== Article
Looks like you made some important friends pretty quickly.
“When you’re in Europe and you think of these artists from America it all just seems so big and difficult to reach. And then when you are in L.A. it somehow feels very easy. Things really happen. Y’know, if you go to a club, Erykah Badu is DJing. People are there, just living in the city.
“Kendrick Lamar was one of the first to reach out to us. We worked in the studio and made a track together for his album. Then Odd Future got in contact – we started out by doing something with The Internet [Syd Tha Kyd’s side project] and then we also did a song with Hodgy. Just last month I did a song with Tyler. They are friends so we just hang out. They are really nice.
“We were so lucky to be in the studio with Pharrell last month. We were making music with him for our album. It was really really a lot of fun. Robin and I are both big fans of him. And he’s super nice and super sweet and seemed like he really liked what we were doing.
“We only signed with Epic last December, so it’s all very new. In the studio we were working in, Dr Dre was working in the room next door. Toni Braxton was there one day. These are my heroes.”
And what about hanging out at Prince’s house….?
“We were hanging out at Chateau Marmont and this woman came over and told us that she was Prince’s DJ. She told us that she only had one CD in her bag and that it was our album. She’d been playing our songs for Prince and he asked her to buy the album for him. He was coming by the bar that night to pick it up from her. So she invited us to his shows and to an afterparty at his house. We partied there til 6 in the morning.”
What can we expect from the new album?
“I think the sound has gotten a little bit more mature. The songs on the first album were the first ones that we’d ever done together and the first songs that I’d ever done in my life. So I think that now it’s just growing as we’re growing and I think that there’s more arrangements on the new stuff. It’s more mid-tempo. It’s good to dance to. It’s better, hopefully.
“I’m not trying to convince anybody to like my music. If I made music for other people’s sake then it wouldn’t be fun. Of course I want people to understand it and like it but it has to come from me. Otherwise it wouldn’t be sincere. I just hope that people can hear the sincerity and that we’re serious about what we’re doing.”
====
== Dataset section
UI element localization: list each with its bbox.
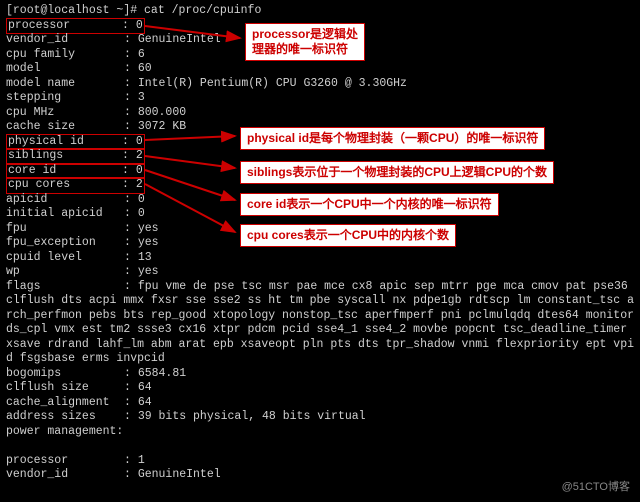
====
* What the task requires *
Can you quote the interview word for word, starting at "What can we" and ending at "It’s better, hopefully."?

* Worked solution *
What can we expect from the new album?
“I think the sound has gotten a little bit more mature. The songs on the first album were the first ones that we’d ever done together and the first songs that I’d ever done in my life. So I think that now it’s just growing as we’re growing and I think that there’s more arrangements on the new stuff. It’s more mid-tempo. It’s good to dance to. It’s better, hopefully.